**What to work on:**
What follows is a block of records; restate each one word for word.

**Material provided:**
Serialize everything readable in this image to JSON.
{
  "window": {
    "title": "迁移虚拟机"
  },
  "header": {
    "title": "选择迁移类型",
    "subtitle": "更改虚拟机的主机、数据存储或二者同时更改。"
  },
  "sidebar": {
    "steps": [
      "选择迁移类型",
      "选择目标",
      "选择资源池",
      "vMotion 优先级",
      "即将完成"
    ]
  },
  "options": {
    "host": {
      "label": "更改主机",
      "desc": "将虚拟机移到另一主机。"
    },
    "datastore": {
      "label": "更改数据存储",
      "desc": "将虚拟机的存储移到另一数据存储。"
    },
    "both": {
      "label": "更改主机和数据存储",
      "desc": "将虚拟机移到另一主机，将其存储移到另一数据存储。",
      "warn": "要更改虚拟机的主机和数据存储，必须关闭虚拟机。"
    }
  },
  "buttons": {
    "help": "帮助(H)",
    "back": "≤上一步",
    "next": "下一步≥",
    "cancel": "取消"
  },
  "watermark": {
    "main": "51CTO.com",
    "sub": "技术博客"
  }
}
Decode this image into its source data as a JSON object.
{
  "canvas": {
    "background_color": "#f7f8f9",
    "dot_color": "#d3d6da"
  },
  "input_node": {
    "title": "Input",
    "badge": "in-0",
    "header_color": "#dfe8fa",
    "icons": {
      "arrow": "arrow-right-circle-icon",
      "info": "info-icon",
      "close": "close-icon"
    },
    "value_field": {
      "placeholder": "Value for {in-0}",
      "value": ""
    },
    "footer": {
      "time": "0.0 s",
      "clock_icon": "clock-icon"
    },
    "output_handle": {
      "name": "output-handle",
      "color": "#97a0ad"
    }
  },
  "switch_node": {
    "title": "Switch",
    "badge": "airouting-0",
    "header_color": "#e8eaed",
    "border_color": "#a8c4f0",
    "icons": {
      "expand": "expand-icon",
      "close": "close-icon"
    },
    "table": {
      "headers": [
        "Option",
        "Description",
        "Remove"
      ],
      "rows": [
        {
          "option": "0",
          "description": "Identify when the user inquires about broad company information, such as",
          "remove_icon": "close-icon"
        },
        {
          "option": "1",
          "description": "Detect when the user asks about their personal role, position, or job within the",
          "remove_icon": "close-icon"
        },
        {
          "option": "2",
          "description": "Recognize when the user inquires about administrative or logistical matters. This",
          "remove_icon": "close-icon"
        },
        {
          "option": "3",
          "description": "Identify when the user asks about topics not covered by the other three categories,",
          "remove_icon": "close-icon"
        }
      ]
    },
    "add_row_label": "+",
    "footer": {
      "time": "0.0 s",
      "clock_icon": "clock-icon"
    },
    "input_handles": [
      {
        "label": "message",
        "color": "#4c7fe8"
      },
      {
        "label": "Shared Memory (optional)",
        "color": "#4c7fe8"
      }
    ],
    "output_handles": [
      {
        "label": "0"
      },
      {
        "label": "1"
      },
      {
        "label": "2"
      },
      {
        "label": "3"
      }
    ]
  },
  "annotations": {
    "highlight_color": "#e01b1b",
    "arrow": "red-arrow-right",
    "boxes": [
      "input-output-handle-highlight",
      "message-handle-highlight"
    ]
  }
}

**The answer:**
Serialize everything readable in this image to JSON.
{
  "window": {
    "title": "迁移虚拟机"
  },
  "header": {
    "title": "选择迁移类型",
    "subtitle": "更改虚拟机的主机、数据存储或二者同时更改。"
  },
  "sidebar": {
    "steps": [
      "选择迁移类型",
      "选择目标",
      "选择资源池",
      "vMotion 优先级",
      "即将完成"
    ]
  },
  "options": {
    "host": {
      "label": "更改主机",
      "desc": "将虚拟机移到另一主机。"
    },
    "datastore": {
      "label": "更改数据存储",
      "desc": "将虚拟机的存储移到另一数据存储。"
    },
    "both": {
      "label": "更改主机和数据存储",
      "desc": "将虚拟机移到另一主机，将其存储移到另一数据存储。",
      "warn": "要更改虚拟机的主机和数据存储，必须关闭虚拟机。"
    }
  },
  "buttons": {
    "help": "帮助(H)",
    "back": "≤上一步",
    "next": "下一步≥",
    "cancel": "取消"
  },
  "watermark": {
    "main": "51CTO.com",
    "sub": "技术博客"
  }
}
Decode this image into its source data as a JSON object.
{
  "canvas": {
    "background_color": "#f7f8f9",
    "dot_color": "#d3d6da"
  },
  "input_node": {
    "title": "Input",
    "badge": "in-0",
    "header_color": "#dfe8fa",
    "icons": {
      "arrow": "arrow-right-circle-icon",
      "info": "info-icon",
      "close": "close-icon"
    },
    "value_field": {
      "placeholder": "Value for {in-0}",
      "value": ""
    },
    "footer": {
      "time": "0.0 s",
      "clock_icon": "clock-icon"
    },
    "output_handle": {
      "name": "output-handle",
      "color": "#97a0ad"
    }
  },
  "switch_node": {
    "title": "Switch",
    "badge": "airouting-0",
    "header_color": "#e8eaed",
    "border_color": "#a8c4f0",
    "icons": {
      "expand": "expand-icon",
      "close": "close-icon"
    },
    "table": {
      "headers": [
        "Option",
        "Description",
        "Remove"
      ],
      "rows": [
        {
          "option": "0",
          "description": "Identify when the user inquires about broad company information, such as",
          "remove_icon": "close-icon"
        },
        {
          "option": "1",
          "description": "Detect when the user asks about their personal role, position, or job within the",
          "remove_icon": "close-icon"
        },
        {
          "option": "2",
          "description": "Recognize when the user inquires about administrative or logistical matters. This",
          "remove_icon": "close-icon"
        },
        {
          "option": "3",
          "description": "Identify when the user asks about topics not covered by the other three categories,",
          "remove_icon": "close-icon"
        }
      ]
    },
    "add_row_label": "+",
    "footer": {
      "time": "0.0 s",
      "clock_icon": "clock-icon"
    },
    "input_handles": [
      {
        "label": "message",
        "color": "#4c7fe8"
      },
      {
        "label": "Shared Memory (optional)",
        "color": "#4c7fe8"
      }
    ],
    "output_handles": [
      {
        "label": "0"
      },
      {
        "label": "1"
      },
      {
        "label": "2"
      },
      {
        "label": "3"
      }
    ]
  },
  "annotations": {
    "highlight_color": "#e01b1b",
    "arrow": "red-arrow-right",
    "boxes": [
      "input-output-handle-highlight",
      "message-handle-highlight"
    ]
  }
}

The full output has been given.